**TASK DIRECTIONS**: Copy each line containing the word "this" from the records that follow, please.
-------- STORED RECORDS
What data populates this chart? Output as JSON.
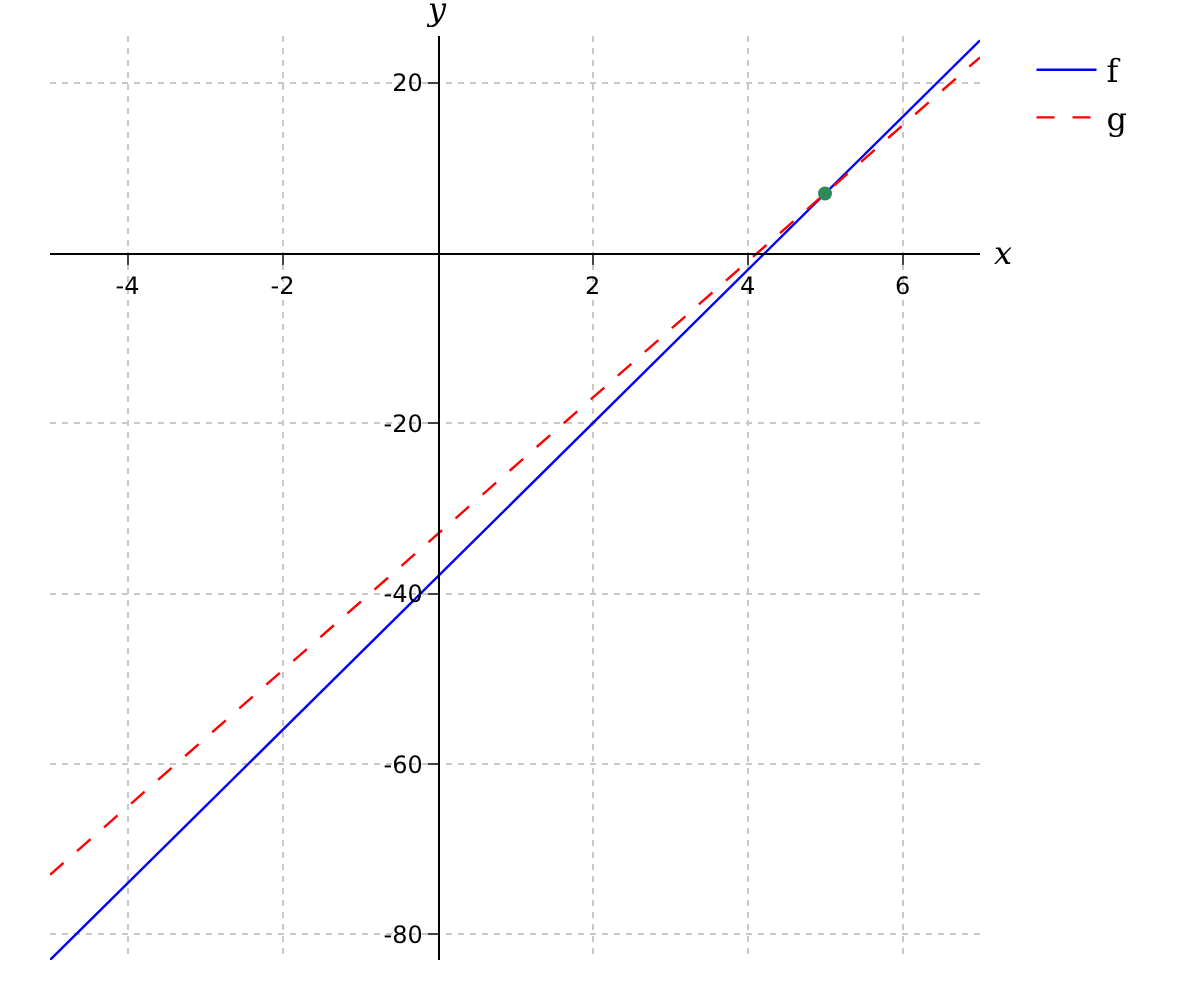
{
  "chart_data": {
    "type": "line",
    "xlabel": "x",
    "ylabel": "y",
    "xlim": [
      -5,
      7
    ],
    "ylim": [
      -83,
      25.5
    ],
    "xticks": [
      -4,
      -2,
      2,
      4,
      6
    ],
    "yticks": [
      -80,
      -60,
      -40,
      -20,
      20
    ],
    "grid": true,
    "legend": "top right",
    "line_style": "solid",
    "marker": "none",
    "series": [
      {
        "name": "f",
        "color": "#0000ff",
        "x": [
          -5,
          7
        ],
        "values": [
          -83,
          25
        ]
      },
      {
        "name": "g",
        "color": "#ff0000",
        "line_style": "dashed",
        "x": [
          -5,
          7
        ],
        "values": [
          -73,
          23
        ]
      },
      {
        "type": "scatter",
        "marker": "circle",
        "color": "#2e8b57",
        "x": [
          5
        ],
        "values": [
          7
        ]
      }
    ]
  }
}
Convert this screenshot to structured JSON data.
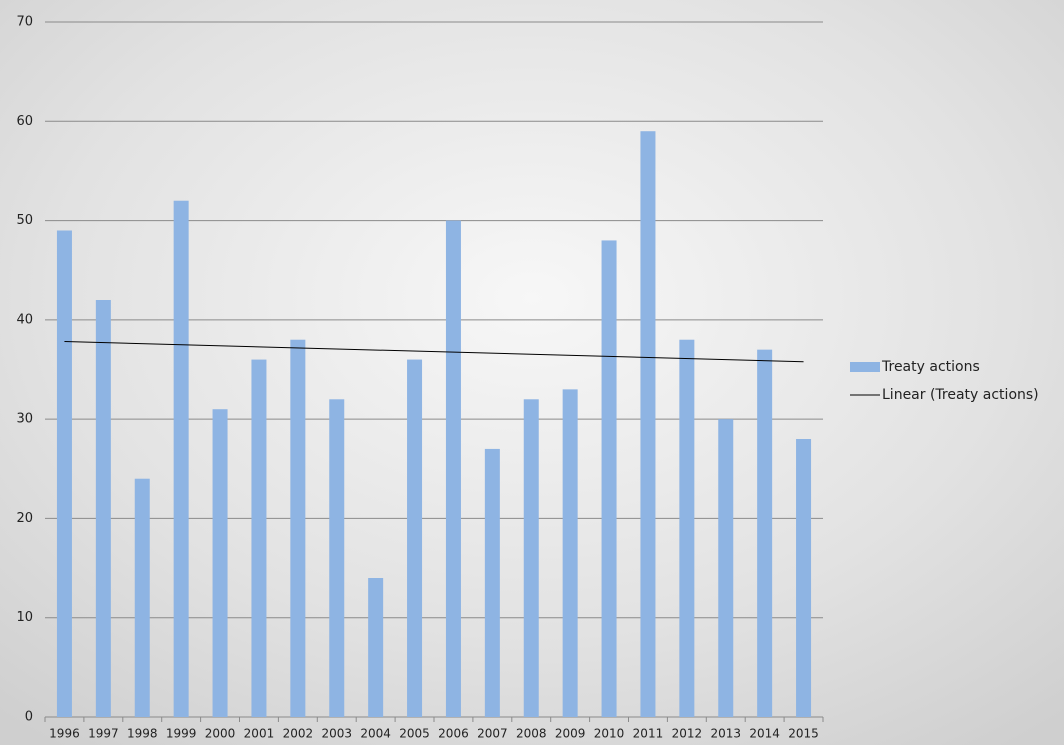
{
  "chart_data": {
    "type": "bar",
    "categories": [
      "1996",
      "1997",
      "1998",
      "1999",
      "2000",
      "2001",
      "2002",
      "2003",
      "2004",
      "2005",
      "2006",
      "2007",
      "2008",
      "2009",
      "2010",
      "2011",
      "2012",
      "2013",
      "2014",
      "2015"
    ],
    "series": [
      {
        "name": "Treaty actions",
        "color": "#8eb4e3",
        "values": [
          49,
          42,
          24,
          52,
          31,
          36,
          38,
          32,
          14,
          36,
          50,
          27,
          32,
          33,
          48,
          59,
          38,
          30,
          37,
          28
        ]
      }
    ],
    "trendline": {
      "name": "Linear (Treaty actions)",
      "color": "#000000"
    },
    "ylim": [
      0,
      70
    ],
    "yticks": [
      0,
      10,
      20,
      30,
      40,
      50,
      60,
      70
    ],
    "grid": true
  }
}
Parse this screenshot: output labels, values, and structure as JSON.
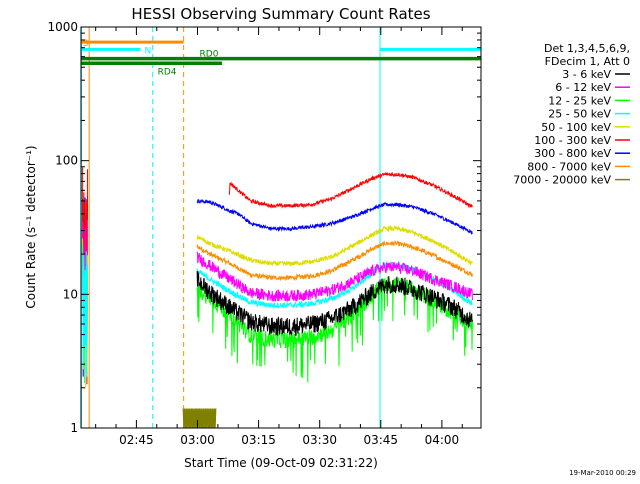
{
  "chart_data": {
    "type": "line",
    "title": "HESSI Observing Summary Count Rates",
    "ylabel": "Count Rate (s⁻¹ detector⁻¹)",
    "xlabel": "Start Time (09-Oct-09 02:31:22)",
    "yscale": "log",
    "ylim": [
      1,
      1000
    ],
    "xlim_minutes_from_0230": [
      1.4,
      99.6
    ],
    "x_ticks": [
      {
        "label": "02:45",
        "t": 15
      },
      {
        "label": "03:00",
        "t": 30
      },
      {
        "label": "03:15",
        "t": 45
      },
      {
        "label": "03:30",
        "t": 60
      },
      {
        "label": "03:45",
        "t": 75
      },
      {
        "label": "04:00",
        "t": 90
      }
    ],
    "y_ticks": [
      {
        "label": "1",
        "v": 1
      },
      {
        "label": "10",
        "v": 10
      },
      {
        "label": "100",
        "v": 100
      },
      {
        "label": "1000",
        "v": 1000
      }
    ],
    "legend_header": [
      "Det 1,3,4,5,6,9,",
      "FDecim 1, Att 0"
    ],
    "series": [
      {
        "name": "3 - 6 keV",
        "color": "#000000",
        "noise": 0.16,
        "dips": 0.0,
        "t": [
          29.9,
          33.0,
          38.0,
          43.0,
          48.0,
          53.0,
          58.0,
          63.0,
          68.0,
          73.0,
          76.0,
          79.0,
          83.0,
          88.0,
          93.0,
          97.5
        ],
        "v": [
          13.0,
          10.5,
          8.0,
          6.3,
          5.8,
          5.8,
          6.0,
          6.6,
          8.0,
          10.5,
          12.0,
          12.0,
          11.0,
          9.5,
          8.0,
          6.3
        ]
      },
      {
        "name": "6 - 12 keV",
        "color": "#ff00ff",
        "noise": 0.1,
        "dips": 0.0,
        "t": [
          29.9,
          33.0,
          38.0,
          43.0,
          48.0,
          53.0,
          58.0,
          63.0,
          68.0,
          73.0,
          76.0,
          79.0,
          83.0,
          88.0,
          93.0,
          97.5
        ],
        "v": [
          19.0,
          16.5,
          13.0,
          10.3,
          9.8,
          9.8,
          10.0,
          10.8,
          12.5,
          15.0,
          16.0,
          16.0,
          15.0,
          13.0,
          11.5,
          10.0
        ]
      },
      {
        "name": "12 - 25 keV",
        "color": "#00ff00",
        "noise": 0.14,
        "dips": 0.05,
        "t": [
          29.9,
          33.0,
          38.0,
          43.0,
          48.0,
          53.0,
          58.0,
          63.0,
          68.0,
          73.0,
          76.0,
          79.0,
          83.0,
          88.0,
          93.0,
          97.5
        ],
        "v": [
          11.0,
          9.5,
          7.0,
          5.0,
          4.6,
          4.6,
          4.8,
          5.4,
          7.0,
          10.0,
          12.0,
          12.0,
          11.0,
          9.0,
          7.3,
          5.8
        ]
      },
      {
        "name": "25 - 50 keV",
        "color": "#00ffff",
        "noise": 0.05,
        "dips": 0.0,
        "t": [
          29.9,
          33.0,
          38.0,
          43.0,
          48.0,
          53.0,
          58.0,
          63.0,
          68.0,
          73.0,
          76.0,
          79.0,
          83.0,
          88.0,
          93.0,
          97.5
        ],
        "v": [
          15.0,
          13.0,
          10.5,
          8.7,
          8.3,
          8.3,
          8.5,
          9.3,
          11.0,
          14.5,
          16.5,
          16.5,
          15.5,
          13.0,
          10.5,
          8.5
        ]
      },
      {
        "name": "50 - 100 keV",
        "color": "#dddd00",
        "noise": 0.04,
        "dips": 0.0,
        "t": [
          29.9,
          33.0,
          38.0,
          43.0,
          48.0,
          53.0,
          58.0,
          63.0,
          68.0,
          73.0,
          76.0,
          79.0,
          83.0,
          88.0,
          93.0,
          97.5
        ],
        "v": [
          27.0,
          24.0,
          21.0,
          18.0,
          17.0,
          17.0,
          17.5,
          19.0,
          23.0,
          28.0,
          31.0,
          31.0,
          29.0,
          25.0,
          20.5,
          17.0
        ]
      },
      {
        "name": "100 - 300 keV",
        "color": "#ff0000",
        "noise": 0.03,
        "dips": 0.0,
        "t": [
          37.8,
          38.0,
          40.0,
          43.0,
          48.0,
          53.0,
          58.0,
          63.0,
          68.0,
          73.0,
          76.0,
          79.0,
          83.0,
          88.0,
          93.0,
          97.5
        ],
        "v": [
          55.0,
          68.0,
          60.0,
          50.0,
          46.0,
          46.0,
          47.0,
          52.0,
          62.0,
          74.0,
          79.0,
          79.0,
          75.0,
          65.0,
          54.0,
          45.0
        ]
      },
      {
        "name": "300 - 800 keV",
        "color": "#0000ff",
        "noise": 0.03,
        "dips": 0.0,
        "t": [
          29.9,
          33.0,
          36.0,
          38.0,
          40.0,
          43.0,
          48.0,
          53.0,
          58.0,
          63.0,
          68.0,
          73.0,
          76.0,
          79.0,
          83.0,
          88.0,
          93.0,
          97.5
        ],
        "v": [
          50.0,
          49.0,
          45.0,
          42.0,
          40.0,
          34.0,
          31.0,
          31.0,
          32.0,
          34.0,
          38.0,
          44.0,
          47.0,
          47.0,
          45.0,
          40.0,
          34.0,
          29.0
        ]
      },
      {
        "name": "800 - 7000 keV",
        "color": "#ff8c00",
        "noise": 0.04,
        "dips": 0.0,
        "t": [
          29.9,
          33.0,
          38.0,
          43.0,
          48.0,
          53.0,
          58.0,
          63.0,
          68.0,
          73.0,
          76.0,
          79.0,
          83.0,
          88.0,
          93.0,
          97.5
        ],
        "v": [
          23.0,
          20.0,
          17.0,
          14.0,
          13.3,
          13.3,
          13.7,
          15.0,
          18.0,
          22.0,
          24.0,
          24.0,
          22.5,
          19.5,
          16.5,
          14.0
        ]
      },
      {
        "name": "7000 - 20000 keV",
        "color": "#808000",
        "noise": 0.0,
        "dips": 0.0,
        "t": [
          26.5,
          34.5
        ],
        "v": [
          1.4,
          1.4
        ]
      }
    ],
    "early_spike": {
      "t": [
        1.8,
        3.0
      ],
      "max": [
        {
          "color": "#0000ff",
          "v": 70
        },
        {
          "color": "#ff0000",
          "v": 105
        },
        {
          "color": "#ff00ff",
          "v": 40
        },
        {
          "color": "#dddd00",
          "v": 30
        },
        {
          "color": "#00ffff",
          "v": 25
        }
      ]
    },
    "state_bars": [
      {
        "label": "S",
        "color": "#ff8c00",
        "level": 770,
        "t0": 1.4,
        "t1": 26.6,
        "label_t": 1.8
      },
      {
        "label": "N",
        "color": "#00ffff",
        "level": 680,
        "t0": 1.4,
        "t1": 16.0,
        "label_t": 17.0
      },
      {
        "label": "",
        "color": "#00ffff",
        "level": 680,
        "t0": 74.8,
        "t1": 99.6,
        "label_t": null
      },
      {
        "label": "RD0",
        "color": "#008000",
        "level": 580,
        "t0": 1.4,
        "t1": 99.6,
        "label_t": 30.5
      },
      {
        "label": "RD4",
        "color": "#008000",
        "level": 535,
        "t0": 1.4,
        "t1": 36.0,
        "label_t": 20.2
      }
    ],
    "vlines": [
      {
        "t": 1.5,
        "color": "#00ffff",
        "dashed": false
      },
      {
        "t": 3.4,
        "color": "#ff8c00",
        "dashed": false
      },
      {
        "t": 19.0,
        "color": "#00ffff",
        "dashed": true
      },
      {
        "t": 26.6,
        "color": "#ff8c00",
        "dashed": true
      },
      {
        "t": 74.8,
        "color": "#00ffff",
        "dashed": false
      },
      {
        "t": 99.6,
        "color": "#00ffff",
        "dashed": true
      }
    ],
    "grid": false,
    "legend_position": "right"
  },
  "footer": {
    "timestamp": "19-Mar-2010 00:29"
  }
}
----------------
**THE REPLY**:
What data populates this chart? Output as JSON.
Convert this screenshot to structured JSON data.
Parse this screenshot: output labels, values, and structure as JSON.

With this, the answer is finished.